### [What is being asked]
Rewrite the material below, putting "y-axis-label" wherever "y-tick-label" appears and keeping everything else the same.

--- start ---

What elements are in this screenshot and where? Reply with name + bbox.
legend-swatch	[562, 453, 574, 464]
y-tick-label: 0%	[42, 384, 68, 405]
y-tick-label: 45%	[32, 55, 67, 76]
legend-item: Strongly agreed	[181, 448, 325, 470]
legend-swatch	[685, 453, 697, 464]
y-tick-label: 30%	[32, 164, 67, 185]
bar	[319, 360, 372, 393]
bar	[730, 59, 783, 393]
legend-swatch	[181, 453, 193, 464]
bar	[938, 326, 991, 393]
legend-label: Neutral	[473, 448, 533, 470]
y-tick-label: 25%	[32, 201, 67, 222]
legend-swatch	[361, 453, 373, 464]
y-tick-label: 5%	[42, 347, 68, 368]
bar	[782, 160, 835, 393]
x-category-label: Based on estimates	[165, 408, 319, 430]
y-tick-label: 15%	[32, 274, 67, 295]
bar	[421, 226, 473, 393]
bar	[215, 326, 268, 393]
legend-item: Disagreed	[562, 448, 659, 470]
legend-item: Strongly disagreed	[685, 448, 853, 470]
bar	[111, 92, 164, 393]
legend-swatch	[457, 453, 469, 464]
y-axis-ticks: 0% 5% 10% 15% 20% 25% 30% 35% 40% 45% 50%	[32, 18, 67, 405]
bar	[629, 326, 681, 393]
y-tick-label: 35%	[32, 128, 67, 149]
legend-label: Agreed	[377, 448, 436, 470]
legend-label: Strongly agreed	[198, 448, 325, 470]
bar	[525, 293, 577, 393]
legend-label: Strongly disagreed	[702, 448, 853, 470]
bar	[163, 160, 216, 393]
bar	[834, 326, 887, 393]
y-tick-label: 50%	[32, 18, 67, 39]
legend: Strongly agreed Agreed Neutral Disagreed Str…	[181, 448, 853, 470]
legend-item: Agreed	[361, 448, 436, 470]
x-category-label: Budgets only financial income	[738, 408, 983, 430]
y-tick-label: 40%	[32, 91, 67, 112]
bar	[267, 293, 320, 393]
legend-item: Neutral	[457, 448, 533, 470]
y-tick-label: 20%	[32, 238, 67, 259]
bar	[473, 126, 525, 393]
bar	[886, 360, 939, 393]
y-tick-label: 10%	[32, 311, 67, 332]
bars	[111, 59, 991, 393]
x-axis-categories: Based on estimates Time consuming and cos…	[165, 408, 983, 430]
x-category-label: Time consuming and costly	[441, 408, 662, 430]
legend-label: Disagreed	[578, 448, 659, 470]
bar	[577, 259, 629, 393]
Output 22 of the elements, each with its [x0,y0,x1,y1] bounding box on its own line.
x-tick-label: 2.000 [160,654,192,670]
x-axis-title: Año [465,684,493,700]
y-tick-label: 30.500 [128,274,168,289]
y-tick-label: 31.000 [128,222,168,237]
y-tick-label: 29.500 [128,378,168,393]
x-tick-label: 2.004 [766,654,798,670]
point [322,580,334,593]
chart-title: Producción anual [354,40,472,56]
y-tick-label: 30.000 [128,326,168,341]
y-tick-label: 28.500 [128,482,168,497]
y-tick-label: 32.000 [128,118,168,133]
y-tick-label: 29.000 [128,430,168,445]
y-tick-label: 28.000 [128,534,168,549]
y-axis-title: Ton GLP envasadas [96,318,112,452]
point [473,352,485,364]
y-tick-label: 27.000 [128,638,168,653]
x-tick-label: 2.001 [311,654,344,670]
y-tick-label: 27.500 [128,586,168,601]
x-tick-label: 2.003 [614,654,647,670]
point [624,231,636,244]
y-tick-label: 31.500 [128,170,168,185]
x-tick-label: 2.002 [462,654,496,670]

--- end ---

### [Worked solution]
What elements are in this screenshot and where? Reply with name + bbox.
legend-swatch	[562, 453, 574, 464]
y-axis-label: 0%	[42, 384, 68, 405]
y-axis-label: 45%	[32, 55, 67, 76]
legend-item: Strongly agreed	[181, 448, 325, 470]
legend-swatch	[685, 453, 697, 464]
y-axis-label: 30%	[32, 164, 67, 185]
bar	[319, 360, 372, 393]
bar	[730, 59, 783, 393]
legend-swatch	[181, 453, 193, 464]
bar	[938, 326, 991, 393]
legend-label: Neutral	[473, 448, 533, 470]
y-axis-label: 25%	[32, 201, 67, 222]
legend-swatch	[361, 453, 373, 464]
y-axis-label: 5%	[42, 347, 68, 368]
bar	[782, 160, 835, 393]
x-category-label: Based on estimates	[165, 408, 319, 430]
y-axis-label: 15%	[32, 274, 67, 295]
bar	[421, 226, 473, 393]
bar	[215, 326, 268, 393]
legend-item: Disagreed	[562, 448, 659, 470]
legend-item: Strongly disagreed	[685, 448, 853, 470]
bar	[111, 92, 164, 393]
legend-swatch	[457, 453, 469, 464]
y-axis-ticks: 0% 5% 10% 15% 20% 25% 30% 35% 40% 45% 50%	[32, 18, 67, 405]
bar	[629, 326, 681, 393]
y-axis-label: 35%	[32, 128, 67, 149]
legend-label: Agreed	[377, 448, 436, 470]
legend-label: Strongly agreed	[198, 448, 325, 470]
bar	[525, 293, 577, 393]
legend-label: Strongly disagreed	[702, 448, 853, 470]
bar	[163, 160, 216, 393]
bar	[834, 326, 887, 393]
y-axis-label: 50%	[32, 18, 67, 39]
legend: Strongly agreed Agreed Neutral Disagreed Str…	[181, 448, 853, 470]
legend-item: Agreed	[361, 448, 436, 470]
x-category-label: Budgets only financial income	[738, 408, 983, 430]
y-axis-label: 40%	[32, 91, 67, 112]
bar	[267, 293, 320, 393]
legend-item: Neutral	[457, 448, 533, 470]
y-axis-label: 20%	[32, 238, 67, 259]
bar	[473, 126, 525, 393]
bar	[886, 360, 939, 393]
y-axis-label: 10%	[32, 311, 67, 332]
bars	[111, 59, 991, 393]
x-axis-categories: Based on estimates Time consuming and cos…	[165, 408, 983, 430]
x-category-label: Time consuming and costly	[441, 408, 662, 430]
legend-label: Disagreed	[578, 448, 659, 470]
bar	[577, 259, 629, 393]
Output 22 of the elements, each with its [x0,y0,x1,y1] bounding box on its own line.
x-tick-label: 2.000 [160,654,192,670]
x-axis-title: Año [465,684,493,700]
y-axis-label: 30.500 [128,274,168,289]
y-axis-label: 31.000 [128,222,168,237]
y-axis-label: 29.500 [128,378,168,393]
x-tick-label: 2.004 [766,654,798,670]
point [322,580,334,593]
chart-title: Producción anual [354,40,472,56]
y-axis-label: 30.000 [128,326,168,341]
y-axis-label: 28.500 [128,482,168,497]
y-axis-label: 32.000 [128,118,168,133]
y-axis-label: 29.000 [128,430,168,445]
y-axis-label: 28.000 [128,534,168,549]
y-axis-title: Ton GLP envasadas [96,318,112,452]
point [473,352,485,364]
y-axis-label: 27.000 [128,638,168,653]
x-tick-label: 2.001 [311,654,344,670]
y-axis-label: 27.500 [128,586,168,601]
x-tick-label: 2.003 [614,654,647,670]
point [624,231,636,244]
y-axis-label: 31.500 [128,170,168,185]
x-tick-label: 2.002 [462,654,496,670]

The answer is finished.